What lines of the data include the string "obveznice"? Copy them all.
* BEGIN *
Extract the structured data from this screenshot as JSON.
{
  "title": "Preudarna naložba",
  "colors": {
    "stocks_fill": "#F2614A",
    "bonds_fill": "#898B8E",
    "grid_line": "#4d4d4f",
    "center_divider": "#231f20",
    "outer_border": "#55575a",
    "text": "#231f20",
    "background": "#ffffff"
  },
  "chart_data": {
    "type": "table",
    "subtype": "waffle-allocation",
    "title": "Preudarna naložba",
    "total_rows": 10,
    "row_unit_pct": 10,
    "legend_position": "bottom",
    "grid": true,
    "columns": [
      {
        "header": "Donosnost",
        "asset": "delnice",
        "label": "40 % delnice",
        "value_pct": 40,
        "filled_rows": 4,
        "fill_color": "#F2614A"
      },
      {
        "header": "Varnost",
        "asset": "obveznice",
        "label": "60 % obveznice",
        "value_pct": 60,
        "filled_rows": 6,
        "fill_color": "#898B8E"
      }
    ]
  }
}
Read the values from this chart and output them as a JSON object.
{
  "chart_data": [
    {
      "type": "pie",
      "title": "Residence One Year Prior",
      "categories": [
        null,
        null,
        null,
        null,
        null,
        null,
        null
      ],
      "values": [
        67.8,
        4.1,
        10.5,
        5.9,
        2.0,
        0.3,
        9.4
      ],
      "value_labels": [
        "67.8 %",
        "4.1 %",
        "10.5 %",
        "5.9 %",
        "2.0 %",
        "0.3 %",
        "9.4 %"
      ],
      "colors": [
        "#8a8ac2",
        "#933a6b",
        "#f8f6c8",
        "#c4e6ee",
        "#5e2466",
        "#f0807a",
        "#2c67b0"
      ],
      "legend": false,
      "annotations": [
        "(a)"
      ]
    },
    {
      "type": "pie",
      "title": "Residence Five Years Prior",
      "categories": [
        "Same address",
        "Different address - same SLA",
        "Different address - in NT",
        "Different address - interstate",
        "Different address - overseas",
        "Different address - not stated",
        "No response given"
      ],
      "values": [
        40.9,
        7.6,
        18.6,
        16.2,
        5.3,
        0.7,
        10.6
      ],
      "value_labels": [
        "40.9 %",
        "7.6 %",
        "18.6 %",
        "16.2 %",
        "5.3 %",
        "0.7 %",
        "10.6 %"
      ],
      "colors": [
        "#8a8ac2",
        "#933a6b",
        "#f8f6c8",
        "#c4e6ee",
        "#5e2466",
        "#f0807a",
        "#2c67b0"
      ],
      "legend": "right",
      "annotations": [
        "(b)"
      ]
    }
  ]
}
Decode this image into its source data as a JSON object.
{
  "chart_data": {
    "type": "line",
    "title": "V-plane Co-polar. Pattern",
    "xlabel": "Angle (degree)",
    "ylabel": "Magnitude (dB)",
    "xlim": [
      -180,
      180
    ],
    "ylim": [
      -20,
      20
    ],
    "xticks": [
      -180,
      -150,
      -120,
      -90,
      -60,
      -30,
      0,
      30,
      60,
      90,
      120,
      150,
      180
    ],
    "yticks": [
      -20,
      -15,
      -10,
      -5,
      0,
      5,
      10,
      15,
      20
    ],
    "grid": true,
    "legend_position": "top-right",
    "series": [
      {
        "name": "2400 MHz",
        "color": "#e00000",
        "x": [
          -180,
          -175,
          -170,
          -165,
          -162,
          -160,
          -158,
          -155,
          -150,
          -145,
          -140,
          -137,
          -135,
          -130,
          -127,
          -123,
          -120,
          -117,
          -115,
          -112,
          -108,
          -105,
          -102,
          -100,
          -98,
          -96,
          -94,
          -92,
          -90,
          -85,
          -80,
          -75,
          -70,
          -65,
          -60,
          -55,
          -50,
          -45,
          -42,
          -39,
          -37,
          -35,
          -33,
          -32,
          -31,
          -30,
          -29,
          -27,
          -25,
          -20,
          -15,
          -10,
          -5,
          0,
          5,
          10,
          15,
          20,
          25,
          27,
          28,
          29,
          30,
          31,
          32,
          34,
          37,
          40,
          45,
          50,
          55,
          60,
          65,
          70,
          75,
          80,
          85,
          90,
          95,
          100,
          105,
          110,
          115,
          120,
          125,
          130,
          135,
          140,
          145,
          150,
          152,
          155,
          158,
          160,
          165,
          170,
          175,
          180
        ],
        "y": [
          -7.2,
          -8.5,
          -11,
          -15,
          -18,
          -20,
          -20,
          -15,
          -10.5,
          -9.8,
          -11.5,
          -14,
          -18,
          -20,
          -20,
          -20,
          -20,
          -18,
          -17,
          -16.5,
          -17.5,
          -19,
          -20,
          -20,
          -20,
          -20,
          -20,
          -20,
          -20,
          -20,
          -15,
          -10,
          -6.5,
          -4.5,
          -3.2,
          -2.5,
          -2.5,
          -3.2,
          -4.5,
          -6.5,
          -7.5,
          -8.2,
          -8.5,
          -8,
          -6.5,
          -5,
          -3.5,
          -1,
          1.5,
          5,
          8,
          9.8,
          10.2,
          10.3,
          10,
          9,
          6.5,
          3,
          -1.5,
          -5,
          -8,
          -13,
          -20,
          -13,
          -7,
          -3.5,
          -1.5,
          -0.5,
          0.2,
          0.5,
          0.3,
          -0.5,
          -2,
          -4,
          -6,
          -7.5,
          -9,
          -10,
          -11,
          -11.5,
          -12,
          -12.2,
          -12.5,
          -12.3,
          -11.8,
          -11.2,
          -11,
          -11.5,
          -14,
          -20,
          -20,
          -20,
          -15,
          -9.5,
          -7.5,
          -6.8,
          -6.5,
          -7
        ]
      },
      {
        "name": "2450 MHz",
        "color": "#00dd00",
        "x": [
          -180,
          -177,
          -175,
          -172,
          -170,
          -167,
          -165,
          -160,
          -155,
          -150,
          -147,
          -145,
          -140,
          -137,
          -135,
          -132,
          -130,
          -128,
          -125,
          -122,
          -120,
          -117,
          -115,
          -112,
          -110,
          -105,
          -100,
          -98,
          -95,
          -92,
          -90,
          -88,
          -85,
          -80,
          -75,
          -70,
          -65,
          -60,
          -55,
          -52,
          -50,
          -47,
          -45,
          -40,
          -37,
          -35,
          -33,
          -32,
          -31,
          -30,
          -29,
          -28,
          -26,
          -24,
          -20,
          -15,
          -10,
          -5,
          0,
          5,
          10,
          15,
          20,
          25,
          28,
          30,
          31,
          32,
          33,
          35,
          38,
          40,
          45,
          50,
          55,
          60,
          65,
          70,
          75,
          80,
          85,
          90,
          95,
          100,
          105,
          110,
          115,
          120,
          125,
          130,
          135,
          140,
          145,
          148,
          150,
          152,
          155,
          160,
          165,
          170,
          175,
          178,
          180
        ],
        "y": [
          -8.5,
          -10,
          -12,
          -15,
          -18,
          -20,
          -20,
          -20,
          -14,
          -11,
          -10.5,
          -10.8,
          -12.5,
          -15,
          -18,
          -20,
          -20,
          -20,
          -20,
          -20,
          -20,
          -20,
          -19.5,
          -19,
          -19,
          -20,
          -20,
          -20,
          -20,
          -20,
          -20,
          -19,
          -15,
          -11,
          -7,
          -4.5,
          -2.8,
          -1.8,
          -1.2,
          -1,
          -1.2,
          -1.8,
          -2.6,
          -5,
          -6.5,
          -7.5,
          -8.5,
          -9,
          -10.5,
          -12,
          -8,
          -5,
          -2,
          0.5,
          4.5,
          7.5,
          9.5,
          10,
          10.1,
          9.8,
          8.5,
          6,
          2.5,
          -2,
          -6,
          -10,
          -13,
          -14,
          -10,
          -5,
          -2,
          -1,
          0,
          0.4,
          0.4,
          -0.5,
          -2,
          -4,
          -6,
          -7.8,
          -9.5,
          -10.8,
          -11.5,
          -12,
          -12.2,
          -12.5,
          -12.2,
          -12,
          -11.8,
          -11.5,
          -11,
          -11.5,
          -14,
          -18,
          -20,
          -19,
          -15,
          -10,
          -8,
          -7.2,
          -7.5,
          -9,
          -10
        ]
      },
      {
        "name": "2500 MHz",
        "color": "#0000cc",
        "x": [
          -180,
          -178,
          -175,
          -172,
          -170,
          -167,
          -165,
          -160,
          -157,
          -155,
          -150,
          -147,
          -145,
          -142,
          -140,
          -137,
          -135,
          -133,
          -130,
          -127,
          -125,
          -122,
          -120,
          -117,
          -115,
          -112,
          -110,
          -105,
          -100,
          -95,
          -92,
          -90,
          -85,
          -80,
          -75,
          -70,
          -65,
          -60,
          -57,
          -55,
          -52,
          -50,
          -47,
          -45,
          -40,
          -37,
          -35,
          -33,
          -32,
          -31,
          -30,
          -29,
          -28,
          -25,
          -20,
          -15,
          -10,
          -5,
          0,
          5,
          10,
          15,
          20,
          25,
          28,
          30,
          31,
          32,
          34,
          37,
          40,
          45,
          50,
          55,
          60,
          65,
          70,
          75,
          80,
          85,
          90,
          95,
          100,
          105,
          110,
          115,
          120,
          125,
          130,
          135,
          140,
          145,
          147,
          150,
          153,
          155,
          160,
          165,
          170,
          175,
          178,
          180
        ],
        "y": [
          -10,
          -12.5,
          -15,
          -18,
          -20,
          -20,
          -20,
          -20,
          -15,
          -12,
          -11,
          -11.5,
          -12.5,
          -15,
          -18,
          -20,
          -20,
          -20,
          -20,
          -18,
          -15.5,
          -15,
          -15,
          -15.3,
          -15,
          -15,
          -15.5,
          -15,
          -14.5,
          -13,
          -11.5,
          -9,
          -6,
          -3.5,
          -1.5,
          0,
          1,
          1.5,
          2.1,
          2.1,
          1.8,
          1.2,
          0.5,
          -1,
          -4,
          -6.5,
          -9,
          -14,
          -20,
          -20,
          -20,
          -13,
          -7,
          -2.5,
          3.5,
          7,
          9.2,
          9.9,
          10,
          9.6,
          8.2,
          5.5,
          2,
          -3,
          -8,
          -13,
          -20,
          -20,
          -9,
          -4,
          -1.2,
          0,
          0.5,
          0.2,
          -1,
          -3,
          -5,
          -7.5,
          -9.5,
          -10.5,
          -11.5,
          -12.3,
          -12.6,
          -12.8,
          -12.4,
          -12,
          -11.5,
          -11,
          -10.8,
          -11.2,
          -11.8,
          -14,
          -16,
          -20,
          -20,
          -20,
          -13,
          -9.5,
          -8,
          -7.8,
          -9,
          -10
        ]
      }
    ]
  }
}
* END *
**In response:**
        "asset": "obveznice",
        "label": "60 % obveznice",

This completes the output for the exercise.